**Short problem**: Transcribe the records below in full; pictures stay out of the copy.
BEGIN Recorded data
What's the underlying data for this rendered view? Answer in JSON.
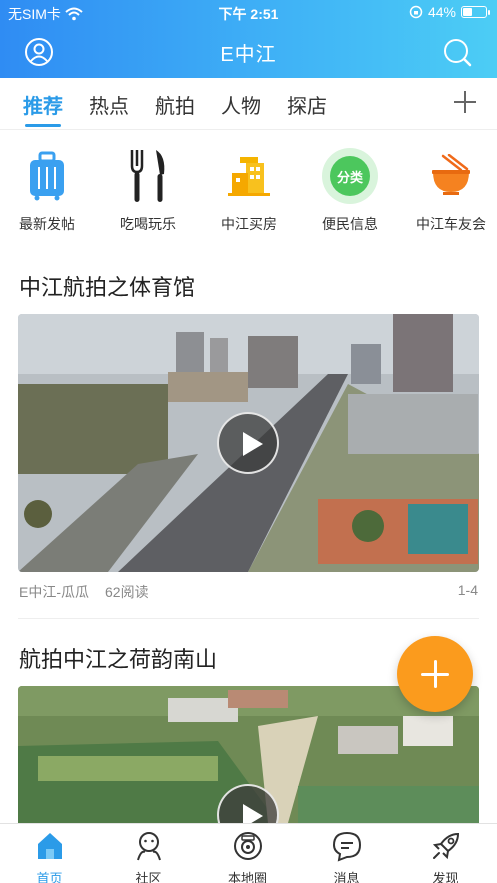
{
  "status": {
    "carrier": "无SIM卡",
    "time": "下午 2:51",
    "battery": "44%",
    "battery_level": 0.44
  },
  "header": {
    "title": "E中江",
    "left_icon": "user-icon",
    "right_icon": "search-icon"
  },
  "tabs": [
    "推荐",
    "热点",
    "航拍",
    "人物",
    "探店"
  ],
  "active_tab": 0,
  "quick": [
    {
      "label": "最新发帖",
      "icon": "suitcase-icon"
    },
    {
      "label": "吃喝玩乐",
      "icon": "fork-knife-icon"
    },
    {
      "label": "中江买房",
      "icon": "building-icon"
    },
    {
      "label": "便民信息",
      "icon": "category-icon",
      "badge": "分类"
    },
    {
      "label": "中江车友会",
      "icon": "bowl-icon"
    }
  ],
  "posts": [
    {
      "title": "中江航拍之体育馆",
      "author": "E中江-瓜瓜",
      "reads": "62阅读",
      "page": "1-4"
    },
    {
      "title": "航拍中江之荷韵南山"
    }
  ],
  "tabbar": [
    {
      "label": "首页",
      "icon": "home-icon",
      "active": true
    },
    {
      "label": "社区",
      "icon": "community-icon"
    },
    {
      "label": "本地圈",
      "icon": "local-circle-icon"
    },
    {
      "label": "消息",
      "icon": "message-icon"
    },
    {
      "label": "发现",
      "icon": "rocket-icon"
    }
  ],
  "colors": {
    "accent": "#2b9be8",
    "fab": "#fb9b1d"
  }
}
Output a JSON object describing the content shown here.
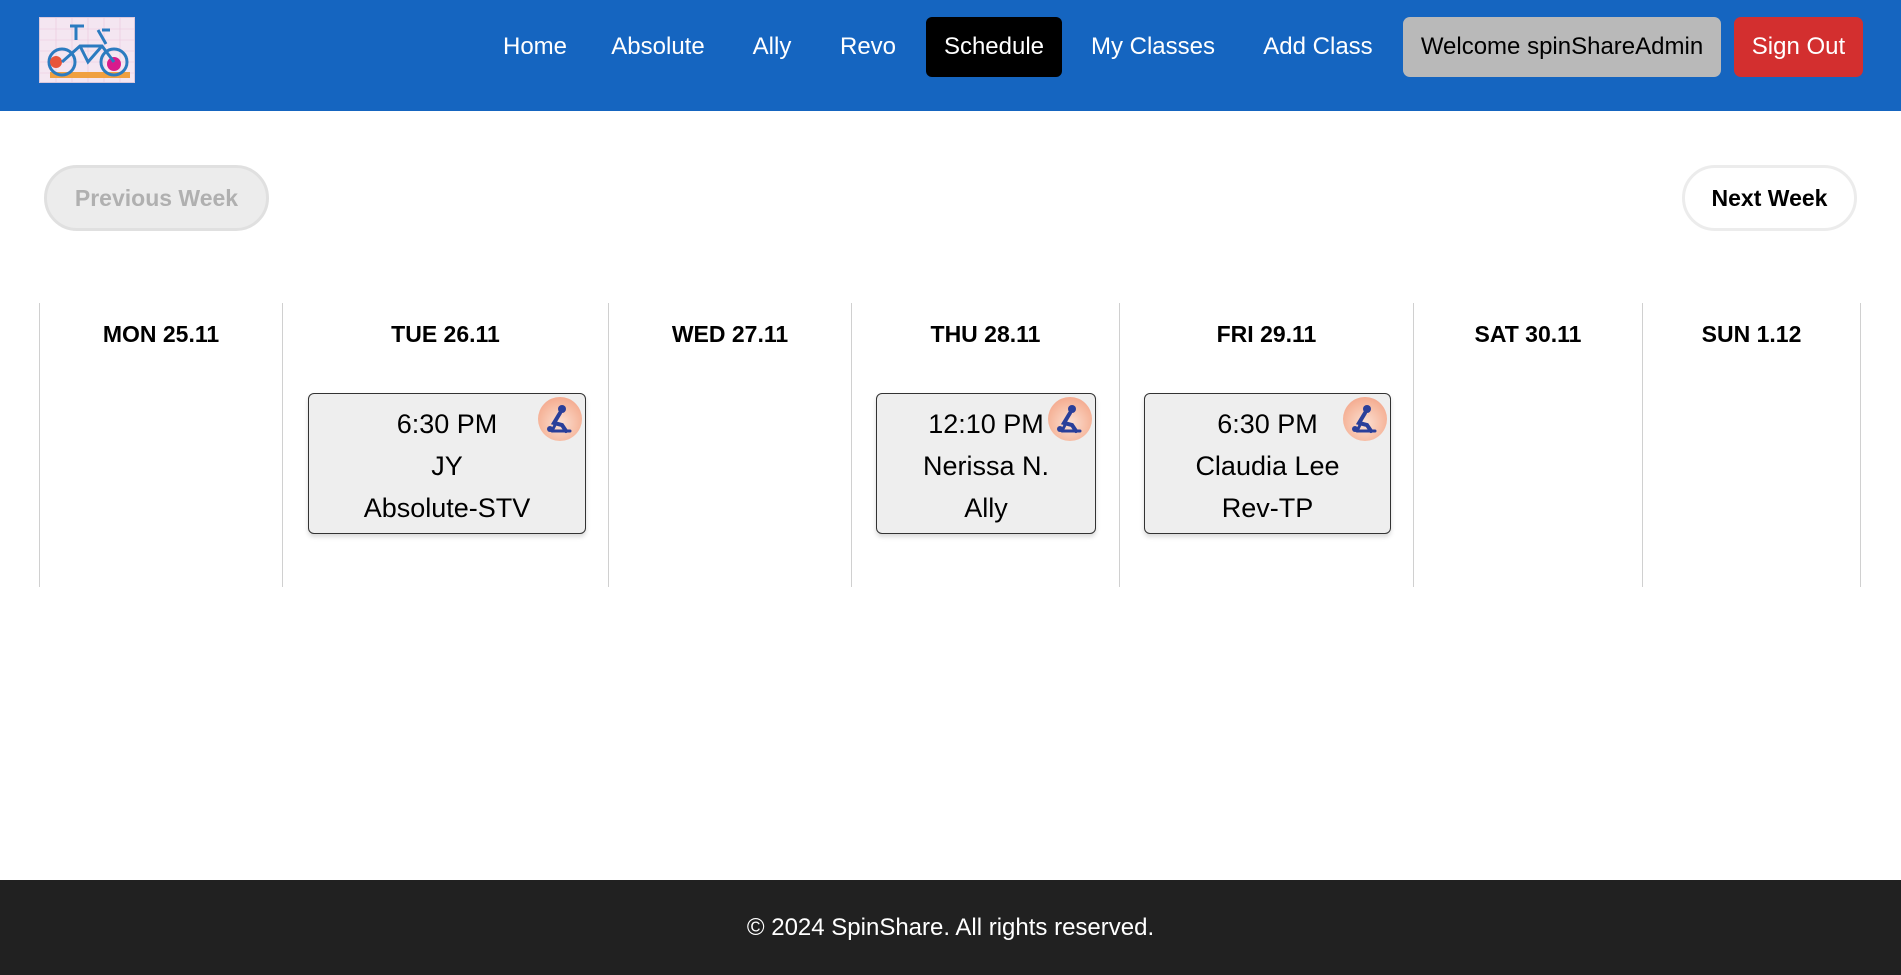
{
  "nav": {
    "logo_alt": "SpinShare logo",
    "items": [
      {
        "label": "Home"
      },
      {
        "label": "Absolute"
      },
      {
        "label": "Ally"
      },
      {
        "label": "Revo"
      },
      {
        "label": "Schedule",
        "active": true
      },
      {
        "label": "My Classes"
      },
      {
        "label": "Add Class"
      }
    ],
    "welcome": "Welcome spinShareAdmin",
    "signout": "Sign Out"
  },
  "week_nav": {
    "previous": "Previous Week",
    "next": "Next Week",
    "previous_disabled": true
  },
  "schedule": {
    "days": [
      {
        "label": "MON 25.11",
        "classes": []
      },
      {
        "label": "TUE 26.11",
        "classes": [
          {
            "time": "6:30 PM",
            "instructor": "JY",
            "studio": "Absolute-STV"
          }
        ]
      },
      {
        "label": "WED 27.11",
        "classes": []
      },
      {
        "label": "THU 28.11",
        "classes": [
          {
            "time": "12:10 PM",
            "instructor": "Nerissa N.",
            "studio": "Ally"
          }
        ]
      },
      {
        "label": "FRI 29.11",
        "classes": [
          {
            "time": "6:30 PM",
            "instructor": "Claudia Lee",
            "studio": "Rev-TP"
          }
        ]
      },
      {
        "label": "SAT 30.11",
        "classes": []
      },
      {
        "label": "SUN 1.12",
        "classes": []
      }
    ]
  },
  "footer": {
    "text": "© 2024 SpinShare. All rights reserved."
  },
  "colors": {
    "header_bg": "#1565c0",
    "active_nav_bg": "#000000",
    "welcome_bg": "#b9b9b9",
    "signout_bg": "#d32f2f",
    "footer_bg": "#212121",
    "card_bg": "#eeeeee"
  },
  "icons": {
    "logo": "bicycle-logo-icon",
    "class_badge": "spin-rider-icon"
  }
}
END Recorded data
**Written solution**:
What's the underlying data for this rendered view? Answer in JSON.
{
  "status": {
    "carrier": "无SIM卡",
    "time": "下午 2:51",
    "battery": "44%",
    "battery_level": 0.44
  },
  "header": {
    "title": "E中江",
    "left_icon": "user-icon",
    "right_icon": "search-icon"
  },
  "tabs": [
    "推荐",
    "热点",
    "航拍",
    "人物",
    "探店"
  ],
  "active_tab": 0,
  "quick": [
    {
      "label": "最新发帖",
      "icon": "suitcase-icon"
    },
    {
      "label": "吃喝玩乐",
      "icon": "fork-knife-icon"
    },
    {
      "label": "中江买房",
      "icon": "building-icon"
    },
    {
      "label": "便民信息",
      "icon": "category-icon",
      "badge": "分类"
    },
    {
      "label": "中江车友会",
      "icon": "bowl-icon"
    }
  ],
  "posts": [
    {
      "title": "中江航拍之体育馆",
      "author": "E中江-瓜瓜",
      "reads": "62阅读",
      "page": "1-4"
    },
    {
      "title": "航拍中江之荷韵南山"
    }
  ],
  "tabbar": [
    {
      "label": "首页",
      "icon": "home-icon",
      "active": true
    },
    {
      "label": "社区",
      "icon": "community-icon"
    },
    {
      "label": "本地圈",
      "icon": "local-circle-icon"
    },
    {
      "label": "消息",
      "icon": "message-icon"
    },
    {
      "label": "发现",
      "icon": "rocket-icon"
    }
  ],
  "colors": {
    "accent": "#2b9be8",
    "fab": "#fb9b1d"
  }
}
Output a JSON object describing the content shown here.
{
  "nav": {
    "logo_alt": "SpinShare logo",
    "items": [
      {
        "label": "Home"
      },
      {
        "label": "Absolute"
      },
      {
        "label": "Ally"
      },
      {
        "label": "Revo"
      },
      {
        "label": "Schedule",
        "active": true
      },
      {
        "label": "My Classes"
      },
      {
        "label": "Add Class"
      }
    ],
    "welcome": "Welcome spinShareAdmin",
    "signout": "Sign Out"
  },
  "week_nav": {
    "previous": "Previous Week",
    "next": "Next Week",
    "previous_disabled": true
  },
  "schedule": {
    "days": [
      {
        "label": "MON 25.11",
        "classes": []
      },
      {
        "label": "TUE 26.11",
        "classes": [
          {
            "time": "6:30 PM",
            "instructor": "JY",
            "studio": "Absolute-STV"
          }
        ]
      },
      {
        "label": "WED 27.11",
        "classes": []
      },
      {
        "label": "THU 28.11",
        "classes": [
          {
            "time": "12:10 PM",
            "instructor": "Nerissa N.",
            "studio": "Ally"
          }
        ]
      },
      {
        "label": "FRI 29.11",
        "classes": [
          {
            "time": "6:30 PM",
            "instructor": "Claudia Lee",
            "studio": "Rev-TP"
          }
        ]
      },
      {
        "label": "SAT 30.11",
        "classes": []
      },
      {
        "label": "SUN 1.12",
        "classes": []
      }
    ]
  },
  "footer": {
    "text": "© 2024 SpinShare. All rights reserved."
  },
  "colors": {
    "header_bg": "#1565c0",
    "active_nav_bg": "#000000",
    "welcome_bg": "#b9b9b9",
    "signout_bg": "#d32f2f",
    "footer_bg": "#212121",
    "card_bg": "#eeeeee"
  },
  "icons": {
    "logo": "bicycle-logo-icon",
    "class_badge": "spin-rider-icon"
  }
}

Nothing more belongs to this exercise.